■ Activity ■
For the entries below, work out how many lines include the string "Accession", then write only that number.

(Dataset listings of figures)

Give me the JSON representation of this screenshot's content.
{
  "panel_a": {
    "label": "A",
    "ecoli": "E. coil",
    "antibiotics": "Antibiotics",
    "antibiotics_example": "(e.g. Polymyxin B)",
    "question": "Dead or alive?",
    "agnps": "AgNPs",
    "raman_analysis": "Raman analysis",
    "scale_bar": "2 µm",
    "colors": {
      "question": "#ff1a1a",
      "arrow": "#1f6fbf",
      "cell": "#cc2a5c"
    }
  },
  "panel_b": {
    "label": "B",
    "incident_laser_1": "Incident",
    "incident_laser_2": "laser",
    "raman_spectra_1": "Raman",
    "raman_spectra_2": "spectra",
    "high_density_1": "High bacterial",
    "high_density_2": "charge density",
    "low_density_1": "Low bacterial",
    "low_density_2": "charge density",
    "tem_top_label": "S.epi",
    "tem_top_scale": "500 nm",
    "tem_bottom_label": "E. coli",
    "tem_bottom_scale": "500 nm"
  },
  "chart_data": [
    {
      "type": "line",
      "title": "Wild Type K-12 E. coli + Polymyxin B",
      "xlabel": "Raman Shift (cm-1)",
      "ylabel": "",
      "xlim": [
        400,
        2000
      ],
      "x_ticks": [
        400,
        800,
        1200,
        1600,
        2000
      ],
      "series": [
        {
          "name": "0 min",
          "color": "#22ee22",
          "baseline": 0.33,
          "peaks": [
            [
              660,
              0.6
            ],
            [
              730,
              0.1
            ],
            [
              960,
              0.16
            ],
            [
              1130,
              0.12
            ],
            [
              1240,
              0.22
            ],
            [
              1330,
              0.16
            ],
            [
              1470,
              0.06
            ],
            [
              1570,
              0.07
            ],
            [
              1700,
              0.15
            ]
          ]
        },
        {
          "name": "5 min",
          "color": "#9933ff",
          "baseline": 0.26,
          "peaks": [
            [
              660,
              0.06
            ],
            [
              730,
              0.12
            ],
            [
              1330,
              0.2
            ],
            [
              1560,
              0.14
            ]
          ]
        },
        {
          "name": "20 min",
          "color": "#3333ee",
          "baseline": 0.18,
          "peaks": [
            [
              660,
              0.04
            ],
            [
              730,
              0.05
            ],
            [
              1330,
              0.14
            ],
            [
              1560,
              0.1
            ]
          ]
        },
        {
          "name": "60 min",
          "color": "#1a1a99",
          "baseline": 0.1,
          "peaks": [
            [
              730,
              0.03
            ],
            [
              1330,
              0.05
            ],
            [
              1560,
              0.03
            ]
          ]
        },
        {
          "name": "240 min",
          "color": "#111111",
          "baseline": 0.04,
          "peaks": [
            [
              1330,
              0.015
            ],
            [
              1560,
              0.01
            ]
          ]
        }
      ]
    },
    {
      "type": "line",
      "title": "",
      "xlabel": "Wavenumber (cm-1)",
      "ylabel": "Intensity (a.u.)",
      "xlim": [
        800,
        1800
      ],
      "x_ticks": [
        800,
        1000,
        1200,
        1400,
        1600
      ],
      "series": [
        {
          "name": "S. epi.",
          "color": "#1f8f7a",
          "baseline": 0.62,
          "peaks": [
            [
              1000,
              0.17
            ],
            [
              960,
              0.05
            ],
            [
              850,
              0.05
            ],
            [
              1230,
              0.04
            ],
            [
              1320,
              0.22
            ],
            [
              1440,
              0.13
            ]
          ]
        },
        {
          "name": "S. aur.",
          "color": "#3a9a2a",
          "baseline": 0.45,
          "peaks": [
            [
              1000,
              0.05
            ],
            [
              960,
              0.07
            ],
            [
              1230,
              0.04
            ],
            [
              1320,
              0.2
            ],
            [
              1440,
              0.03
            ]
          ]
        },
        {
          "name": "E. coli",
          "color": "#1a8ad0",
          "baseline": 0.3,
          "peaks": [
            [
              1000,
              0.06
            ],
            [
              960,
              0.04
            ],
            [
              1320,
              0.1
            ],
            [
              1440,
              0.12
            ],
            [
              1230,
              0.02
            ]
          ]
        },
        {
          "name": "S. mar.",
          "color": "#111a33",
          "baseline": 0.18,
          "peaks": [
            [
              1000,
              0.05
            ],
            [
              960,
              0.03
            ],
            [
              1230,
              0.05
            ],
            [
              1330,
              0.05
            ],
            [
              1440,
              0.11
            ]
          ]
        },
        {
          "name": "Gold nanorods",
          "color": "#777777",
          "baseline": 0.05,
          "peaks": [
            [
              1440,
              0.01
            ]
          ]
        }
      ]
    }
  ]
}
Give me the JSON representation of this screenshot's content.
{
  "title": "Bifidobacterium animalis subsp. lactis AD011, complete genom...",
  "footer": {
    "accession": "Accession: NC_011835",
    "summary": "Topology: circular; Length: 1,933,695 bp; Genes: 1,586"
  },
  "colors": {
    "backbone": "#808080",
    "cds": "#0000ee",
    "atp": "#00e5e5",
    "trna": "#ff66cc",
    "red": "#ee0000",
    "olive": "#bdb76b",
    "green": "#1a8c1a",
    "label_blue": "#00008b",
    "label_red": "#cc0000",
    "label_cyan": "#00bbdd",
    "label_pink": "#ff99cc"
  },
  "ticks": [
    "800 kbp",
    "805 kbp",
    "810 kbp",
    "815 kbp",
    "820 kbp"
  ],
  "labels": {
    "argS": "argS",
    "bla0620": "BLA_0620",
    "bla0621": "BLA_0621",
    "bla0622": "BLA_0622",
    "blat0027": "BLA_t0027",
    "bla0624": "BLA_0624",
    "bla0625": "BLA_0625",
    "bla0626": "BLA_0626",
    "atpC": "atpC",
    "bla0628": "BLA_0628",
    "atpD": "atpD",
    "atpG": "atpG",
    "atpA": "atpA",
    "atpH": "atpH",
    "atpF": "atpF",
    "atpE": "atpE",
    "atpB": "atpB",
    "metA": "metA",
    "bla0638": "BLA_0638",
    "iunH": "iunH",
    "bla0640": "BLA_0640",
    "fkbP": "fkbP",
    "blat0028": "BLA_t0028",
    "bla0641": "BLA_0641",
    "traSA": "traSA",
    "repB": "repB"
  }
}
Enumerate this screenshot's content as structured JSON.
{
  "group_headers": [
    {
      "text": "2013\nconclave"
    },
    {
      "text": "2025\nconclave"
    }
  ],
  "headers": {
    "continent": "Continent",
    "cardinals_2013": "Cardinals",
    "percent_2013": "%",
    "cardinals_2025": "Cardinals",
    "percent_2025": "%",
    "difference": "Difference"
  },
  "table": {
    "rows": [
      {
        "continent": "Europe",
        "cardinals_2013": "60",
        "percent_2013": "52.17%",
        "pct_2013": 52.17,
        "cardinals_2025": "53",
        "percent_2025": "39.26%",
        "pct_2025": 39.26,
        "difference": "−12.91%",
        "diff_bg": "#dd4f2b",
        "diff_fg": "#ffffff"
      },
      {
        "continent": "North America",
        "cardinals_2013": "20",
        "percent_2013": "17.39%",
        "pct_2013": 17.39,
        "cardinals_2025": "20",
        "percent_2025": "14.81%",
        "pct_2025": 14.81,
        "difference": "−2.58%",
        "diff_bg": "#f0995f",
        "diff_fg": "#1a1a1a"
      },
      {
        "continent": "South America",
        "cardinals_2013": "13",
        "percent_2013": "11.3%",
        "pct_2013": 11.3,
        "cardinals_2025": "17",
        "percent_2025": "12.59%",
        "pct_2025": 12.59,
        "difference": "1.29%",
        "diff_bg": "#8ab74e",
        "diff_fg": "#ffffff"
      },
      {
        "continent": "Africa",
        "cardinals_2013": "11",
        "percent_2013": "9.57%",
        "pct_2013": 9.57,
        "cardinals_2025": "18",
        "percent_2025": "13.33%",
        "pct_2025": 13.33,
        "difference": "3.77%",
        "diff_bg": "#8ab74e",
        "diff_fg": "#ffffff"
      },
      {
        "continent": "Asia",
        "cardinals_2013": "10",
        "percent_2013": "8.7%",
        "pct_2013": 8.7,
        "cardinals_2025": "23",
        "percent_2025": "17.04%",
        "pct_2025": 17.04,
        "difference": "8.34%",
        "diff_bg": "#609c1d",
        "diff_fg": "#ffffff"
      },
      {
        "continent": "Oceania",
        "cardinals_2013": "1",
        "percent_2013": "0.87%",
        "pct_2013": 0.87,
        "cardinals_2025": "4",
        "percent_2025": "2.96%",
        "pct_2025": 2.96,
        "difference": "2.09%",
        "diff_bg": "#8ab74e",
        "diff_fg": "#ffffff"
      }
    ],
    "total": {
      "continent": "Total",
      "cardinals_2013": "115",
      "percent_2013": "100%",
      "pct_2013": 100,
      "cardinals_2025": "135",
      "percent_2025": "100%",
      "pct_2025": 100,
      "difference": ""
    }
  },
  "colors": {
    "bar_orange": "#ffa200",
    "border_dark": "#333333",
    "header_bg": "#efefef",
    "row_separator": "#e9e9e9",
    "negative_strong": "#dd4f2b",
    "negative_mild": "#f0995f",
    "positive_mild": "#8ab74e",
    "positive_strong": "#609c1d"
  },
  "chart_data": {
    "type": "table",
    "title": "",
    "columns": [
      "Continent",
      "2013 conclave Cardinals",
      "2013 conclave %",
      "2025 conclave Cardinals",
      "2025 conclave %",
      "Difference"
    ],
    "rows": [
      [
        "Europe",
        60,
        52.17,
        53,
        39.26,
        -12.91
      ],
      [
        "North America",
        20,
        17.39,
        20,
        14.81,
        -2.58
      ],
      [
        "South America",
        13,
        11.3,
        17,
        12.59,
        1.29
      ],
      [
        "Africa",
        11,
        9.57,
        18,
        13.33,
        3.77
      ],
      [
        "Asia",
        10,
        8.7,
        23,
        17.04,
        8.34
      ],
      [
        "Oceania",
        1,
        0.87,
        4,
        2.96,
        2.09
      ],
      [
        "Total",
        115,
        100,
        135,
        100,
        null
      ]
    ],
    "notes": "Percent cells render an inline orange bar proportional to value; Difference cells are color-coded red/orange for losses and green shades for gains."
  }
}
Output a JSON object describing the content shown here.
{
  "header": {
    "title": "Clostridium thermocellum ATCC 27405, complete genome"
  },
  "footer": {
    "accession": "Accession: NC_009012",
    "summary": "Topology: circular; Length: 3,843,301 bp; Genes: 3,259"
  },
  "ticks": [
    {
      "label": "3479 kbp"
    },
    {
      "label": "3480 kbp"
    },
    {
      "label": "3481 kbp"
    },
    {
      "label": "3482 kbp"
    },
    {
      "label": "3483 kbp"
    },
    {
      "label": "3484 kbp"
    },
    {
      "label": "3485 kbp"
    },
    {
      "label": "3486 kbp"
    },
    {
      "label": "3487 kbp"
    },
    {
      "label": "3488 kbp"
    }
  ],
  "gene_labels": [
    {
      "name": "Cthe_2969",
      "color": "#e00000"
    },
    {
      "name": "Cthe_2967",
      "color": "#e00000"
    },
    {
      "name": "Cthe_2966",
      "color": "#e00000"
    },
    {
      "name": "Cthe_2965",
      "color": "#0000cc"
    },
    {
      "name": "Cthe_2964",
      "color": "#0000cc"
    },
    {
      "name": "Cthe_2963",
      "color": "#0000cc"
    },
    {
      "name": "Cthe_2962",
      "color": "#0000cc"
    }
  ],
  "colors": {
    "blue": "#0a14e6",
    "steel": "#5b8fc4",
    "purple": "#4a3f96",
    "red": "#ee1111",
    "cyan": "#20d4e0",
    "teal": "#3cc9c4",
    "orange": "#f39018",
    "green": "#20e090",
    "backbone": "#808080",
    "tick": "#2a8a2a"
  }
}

■ Your solution ■
2